Scan the material and copy every line in which "против" appears.

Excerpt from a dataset
%%
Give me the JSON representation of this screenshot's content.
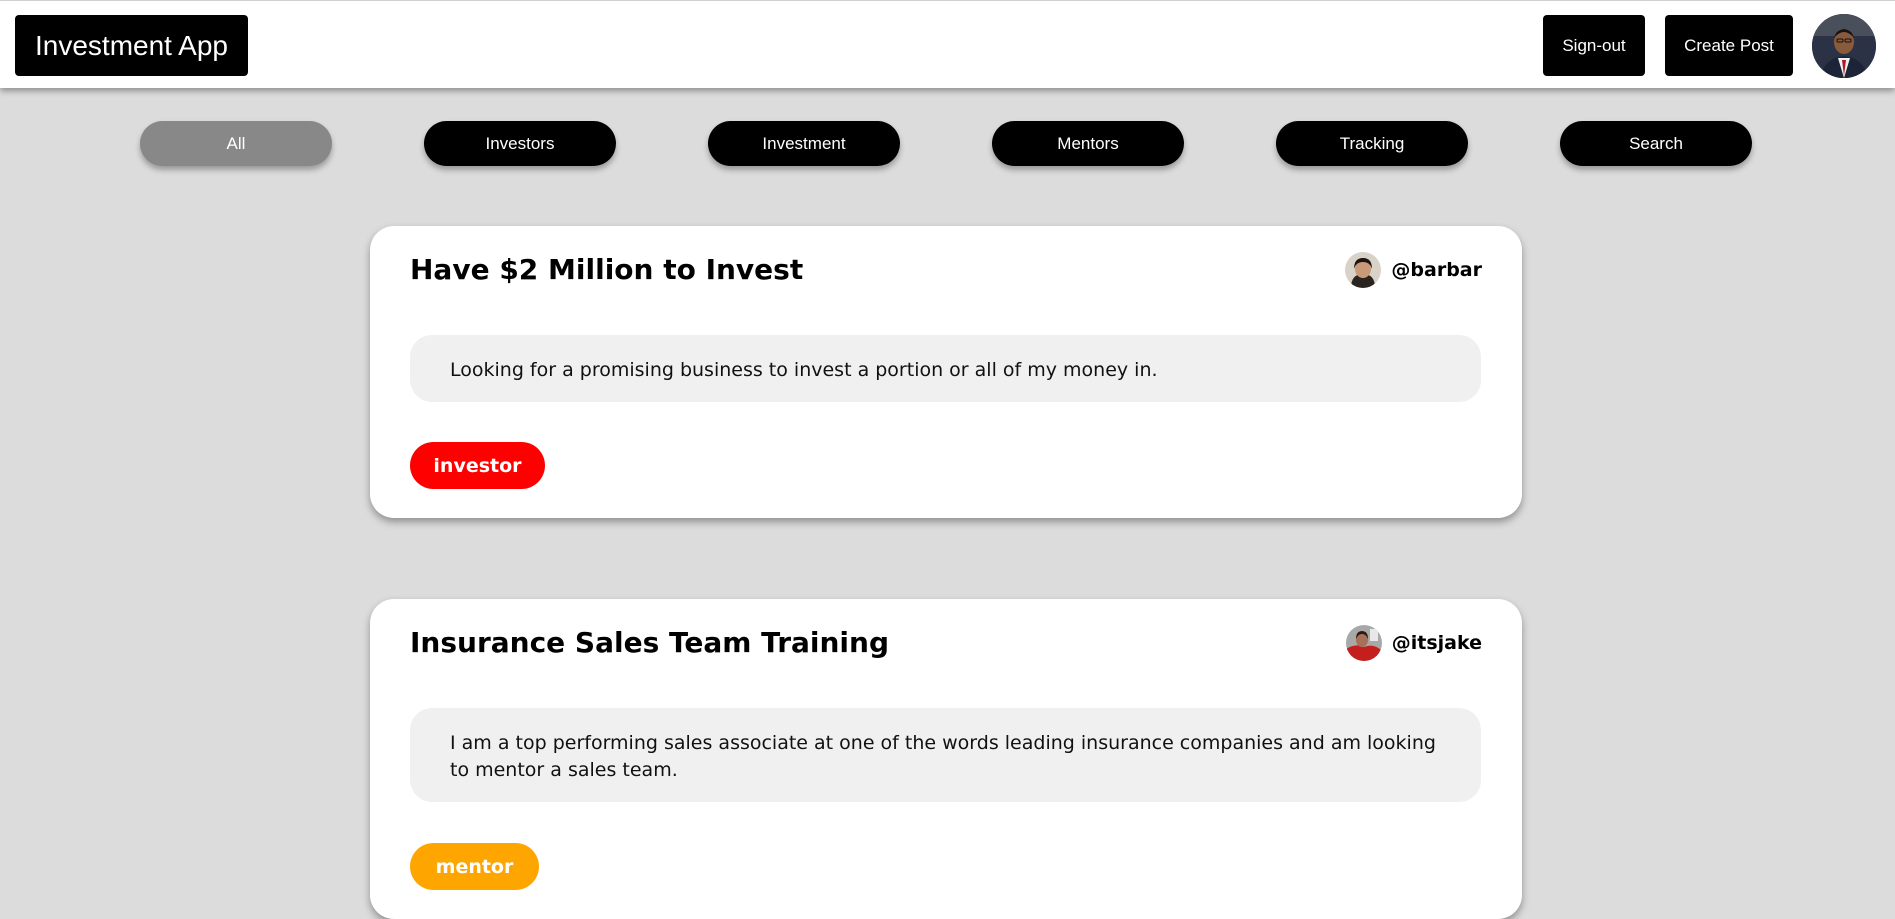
{
  "header": {
    "brand": "Investment App",
    "signout_label": "Sign-out",
    "create_post_label": "Create Post",
    "avatar_icon": "user-profile-photo"
  },
  "filters": [
    {
      "label": "All",
      "active": true
    },
    {
      "label": "Investors",
      "active": false
    },
    {
      "label": "Investment",
      "active": false
    },
    {
      "label": "Mentors",
      "active": false
    },
    {
      "label": "Tracking",
      "active": false
    },
    {
      "label": "Search",
      "active": false
    }
  ],
  "posts": [
    {
      "title": "Have $2 Million to Invest",
      "author": "@barbar",
      "body": "Looking for a promising business to invest a portion or all of my money in.",
      "tag": "investor",
      "tag_color": "#ff0000"
    },
    {
      "title": "Insurance Sales Team Training",
      "author": "@itsjake",
      "body": "I am a top performing sales associate at one of the words leading insurance companies and am looking to mentor a sales team.",
      "tag": "mentor",
      "tag_color": "#ffa500"
    }
  ],
  "colors": {
    "background": "#dcdcdc",
    "button": "#000000",
    "active_filter": "#888888"
  }
}
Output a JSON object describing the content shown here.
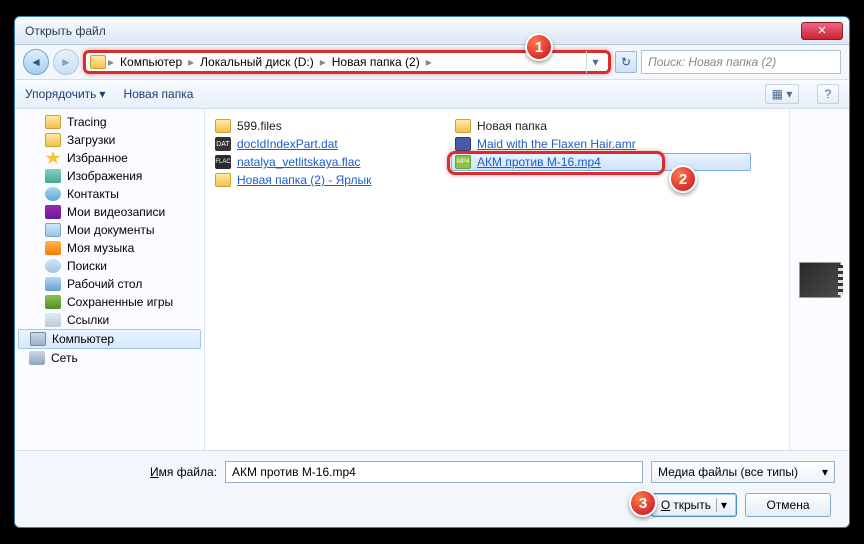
{
  "title": "Открыть файл",
  "breadcrumb": [
    "Компьютер",
    "Локальный диск (D:)",
    "Новая папка (2)"
  ],
  "search_placeholder": "Поиск: Новая папка (2)",
  "toolbar": {
    "organize": "Упорядочить",
    "newfolder": "Новая папка"
  },
  "sidebar": [
    {
      "label": "Tracing",
      "ico": "folder",
      "lvl": 1
    },
    {
      "label": "Загрузки",
      "ico": "folder",
      "lvl": 1
    },
    {
      "label": "Избранное",
      "ico": "star",
      "lvl": 1
    },
    {
      "label": "Изображения",
      "ico": "img",
      "lvl": 1
    },
    {
      "label": "Контакты",
      "ico": "user",
      "lvl": 1
    },
    {
      "label": "Мои видеозаписи",
      "ico": "vid",
      "lvl": 1
    },
    {
      "label": "Мои документы",
      "ico": "doc",
      "lvl": 1
    },
    {
      "label": "Моя музыка",
      "ico": "music",
      "lvl": 1
    },
    {
      "label": "Поиски",
      "ico": "search",
      "lvl": 1
    },
    {
      "label": "Рабочий стол",
      "ico": "desk",
      "lvl": 1
    },
    {
      "label": "Сохраненные игры",
      "ico": "game",
      "lvl": 1
    },
    {
      "label": "Ссылки",
      "ico": "link",
      "lvl": 1
    },
    {
      "label": "Компьютер",
      "ico": "comp",
      "lvl": 0,
      "sel": true
    },
    {
      "label": "Сеть",
      "ico": "net",
      "lvl": 0
    }
  ],
  "files_col1": [
    {
      "label": "599.files",
      "ico": "folder",
      "plain": true
    },
    {
      "label": "docIdIndexPart.dat",
      "ico": "dat",
      "txt": "DAT"
    },
    {
      "label": "natalya_vetlitskaya.flac",
      "ico": "flac",
      "txt": "FLAC"
    },
    {
      "label": "Новая папка (2) - Ярлык",
      "ico": "folder"
    }
  ],
  "files_col2": [
    {
      "label": "Новая папка",
      "ico": "folder",
      "plain": true
    },
    {
      "label": "Maid with the Flaxen Hair.amr",
      "ico": "amr"
    },
    {
      "label": "АКМ против М-16.mp4",
      "ico": "mp4",
      "txt": "MP4",
      "sel": true
    }
  ],
  "filename_label": "Имя файла:",
  "filename_label_u": "И",
  "filename_value": "АКМ против М-16.mp4",
  "filter_label": "Медиа файлы (все типы)",
  "open_label": "Открыть",
  "open_label_u": "О",
  "cancel_label": "Отмена",
  "callouts": {
    "1": "1",
    "2": "2",
    "3": "3"
  }
}
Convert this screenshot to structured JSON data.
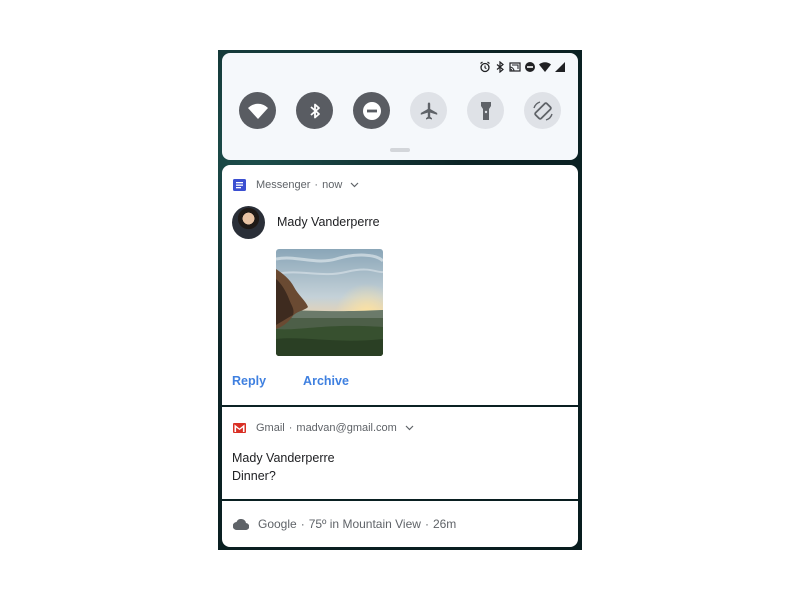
{
  "quick_settings": {
    "status_icons": [
      "alarm-icon",
      "bluetooth-icon",
      "cast-icon",
      "dnd-icon",
      "wifi-icon",
      "signal-icon"
    ],
    "tiles": [
      {
        "name": "wifi",
        "state": "on"
      },
      {
        "name": "bluetooth",
        "state": "on"
      },
      {
        "name": "do-not-disturb",
        "state": "on"
      },
      {
        "name": "airplane-mode",
        "state": "off"
      },
      {
        "name": "flashlight",
        "state": "off"
      },
      {
        "name": "auto-rotate",
        "state": "off"
      }
    ]
  },
  "messenger": {
    "app": "Messenger",
    "time": "now",
    "sender": "Mady Vanderperre",
    "actions": {
      "reply": "Reply",
      "archive": "Archive"
    },
    "accent": "#3f80e0",
    "icon_color": "#3b4fd1"
  },
  "gmail": {
    "app": "Gmail",
    "account": "madvan@gmail.com",
    "sender": "Mady Vanderperre",
    "message": "Dinner?",
    "icon_color": "#d93025"
  },
  "google": {
    "app": "Google",
    "weather": "75º in Mountain View",
    "time": "26m"
  }
}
%%
Task answer:
      "label": "АКМ против М-16.mp4",
  "filename_value": "АКМ против М-16.mp4",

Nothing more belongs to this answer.